Source records

BEGIN

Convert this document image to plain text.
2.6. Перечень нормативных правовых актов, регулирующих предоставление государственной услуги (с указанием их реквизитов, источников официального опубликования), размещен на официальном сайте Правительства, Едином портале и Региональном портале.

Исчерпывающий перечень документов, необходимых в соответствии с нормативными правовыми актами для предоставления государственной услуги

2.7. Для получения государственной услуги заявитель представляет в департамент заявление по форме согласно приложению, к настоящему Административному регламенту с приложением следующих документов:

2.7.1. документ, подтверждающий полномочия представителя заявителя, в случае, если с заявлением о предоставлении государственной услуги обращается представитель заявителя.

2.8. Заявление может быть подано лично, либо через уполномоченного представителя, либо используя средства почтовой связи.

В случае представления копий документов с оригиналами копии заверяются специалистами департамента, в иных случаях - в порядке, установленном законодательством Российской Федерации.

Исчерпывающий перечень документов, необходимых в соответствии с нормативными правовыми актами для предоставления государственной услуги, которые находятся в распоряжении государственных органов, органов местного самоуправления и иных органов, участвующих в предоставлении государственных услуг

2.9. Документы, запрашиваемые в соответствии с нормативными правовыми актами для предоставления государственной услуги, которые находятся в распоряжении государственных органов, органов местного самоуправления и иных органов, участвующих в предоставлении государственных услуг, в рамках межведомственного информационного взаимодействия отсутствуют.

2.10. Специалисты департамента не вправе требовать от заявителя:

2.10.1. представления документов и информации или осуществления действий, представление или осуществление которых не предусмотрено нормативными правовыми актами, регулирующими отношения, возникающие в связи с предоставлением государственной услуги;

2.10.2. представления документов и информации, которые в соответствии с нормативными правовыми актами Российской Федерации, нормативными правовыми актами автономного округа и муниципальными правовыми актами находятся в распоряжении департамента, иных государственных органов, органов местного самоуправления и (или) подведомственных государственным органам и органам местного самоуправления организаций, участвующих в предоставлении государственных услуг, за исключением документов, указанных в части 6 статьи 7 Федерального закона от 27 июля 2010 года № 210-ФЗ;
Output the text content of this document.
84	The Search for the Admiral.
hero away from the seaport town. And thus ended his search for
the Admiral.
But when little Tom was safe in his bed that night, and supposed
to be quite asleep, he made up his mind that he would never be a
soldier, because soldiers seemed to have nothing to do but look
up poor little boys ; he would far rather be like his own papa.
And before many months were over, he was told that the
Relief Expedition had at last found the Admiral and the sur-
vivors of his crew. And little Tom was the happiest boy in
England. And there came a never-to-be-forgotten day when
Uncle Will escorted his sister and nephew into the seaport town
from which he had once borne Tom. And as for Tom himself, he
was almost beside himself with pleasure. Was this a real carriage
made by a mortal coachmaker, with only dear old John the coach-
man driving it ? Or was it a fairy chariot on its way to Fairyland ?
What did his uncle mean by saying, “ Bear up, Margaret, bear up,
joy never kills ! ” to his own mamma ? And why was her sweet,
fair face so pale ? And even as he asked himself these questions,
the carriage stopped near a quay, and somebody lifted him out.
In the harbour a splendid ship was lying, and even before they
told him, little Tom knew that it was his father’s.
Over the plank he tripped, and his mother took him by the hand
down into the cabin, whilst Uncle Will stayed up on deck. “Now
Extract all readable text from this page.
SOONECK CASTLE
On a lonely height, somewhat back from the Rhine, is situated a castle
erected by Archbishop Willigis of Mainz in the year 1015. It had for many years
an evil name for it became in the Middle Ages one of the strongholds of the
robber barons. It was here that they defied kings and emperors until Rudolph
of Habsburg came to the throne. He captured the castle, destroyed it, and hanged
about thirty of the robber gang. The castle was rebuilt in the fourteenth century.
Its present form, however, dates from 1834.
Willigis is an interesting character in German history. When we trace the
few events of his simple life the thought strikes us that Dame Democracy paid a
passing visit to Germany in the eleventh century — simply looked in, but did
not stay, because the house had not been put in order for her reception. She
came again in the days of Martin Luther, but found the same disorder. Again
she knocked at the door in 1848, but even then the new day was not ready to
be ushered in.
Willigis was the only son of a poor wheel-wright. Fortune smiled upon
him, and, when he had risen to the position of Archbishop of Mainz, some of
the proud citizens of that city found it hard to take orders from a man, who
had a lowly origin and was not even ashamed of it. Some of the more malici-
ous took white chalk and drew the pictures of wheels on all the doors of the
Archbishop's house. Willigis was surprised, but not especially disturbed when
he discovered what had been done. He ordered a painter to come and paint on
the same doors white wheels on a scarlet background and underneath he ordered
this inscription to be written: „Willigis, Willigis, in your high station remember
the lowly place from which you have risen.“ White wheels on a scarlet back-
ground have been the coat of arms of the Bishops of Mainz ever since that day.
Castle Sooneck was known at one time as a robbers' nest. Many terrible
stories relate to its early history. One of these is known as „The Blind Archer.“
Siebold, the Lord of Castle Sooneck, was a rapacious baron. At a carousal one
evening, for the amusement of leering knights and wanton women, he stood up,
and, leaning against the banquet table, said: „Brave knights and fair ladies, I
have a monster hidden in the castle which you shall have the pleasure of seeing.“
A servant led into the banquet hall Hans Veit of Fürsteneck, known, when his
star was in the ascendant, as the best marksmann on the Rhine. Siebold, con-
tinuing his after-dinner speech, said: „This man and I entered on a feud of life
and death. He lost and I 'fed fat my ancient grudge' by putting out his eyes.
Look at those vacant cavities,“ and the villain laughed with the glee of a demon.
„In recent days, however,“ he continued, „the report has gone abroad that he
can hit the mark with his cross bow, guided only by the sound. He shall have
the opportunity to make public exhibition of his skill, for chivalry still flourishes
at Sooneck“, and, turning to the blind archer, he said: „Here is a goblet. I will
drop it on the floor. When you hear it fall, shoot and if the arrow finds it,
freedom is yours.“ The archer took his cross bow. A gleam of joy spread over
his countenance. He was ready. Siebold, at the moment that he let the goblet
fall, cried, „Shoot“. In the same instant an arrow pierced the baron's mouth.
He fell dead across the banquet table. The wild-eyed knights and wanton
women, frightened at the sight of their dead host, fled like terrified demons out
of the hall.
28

END

Directions for this task
Gather up, from the records above, each line where the word "doors" appears.

Task answer
ous took white chalk and drew the pictures of wheels on all the doors of the
the same doors white wheels on a scarlet background and underneath he ordered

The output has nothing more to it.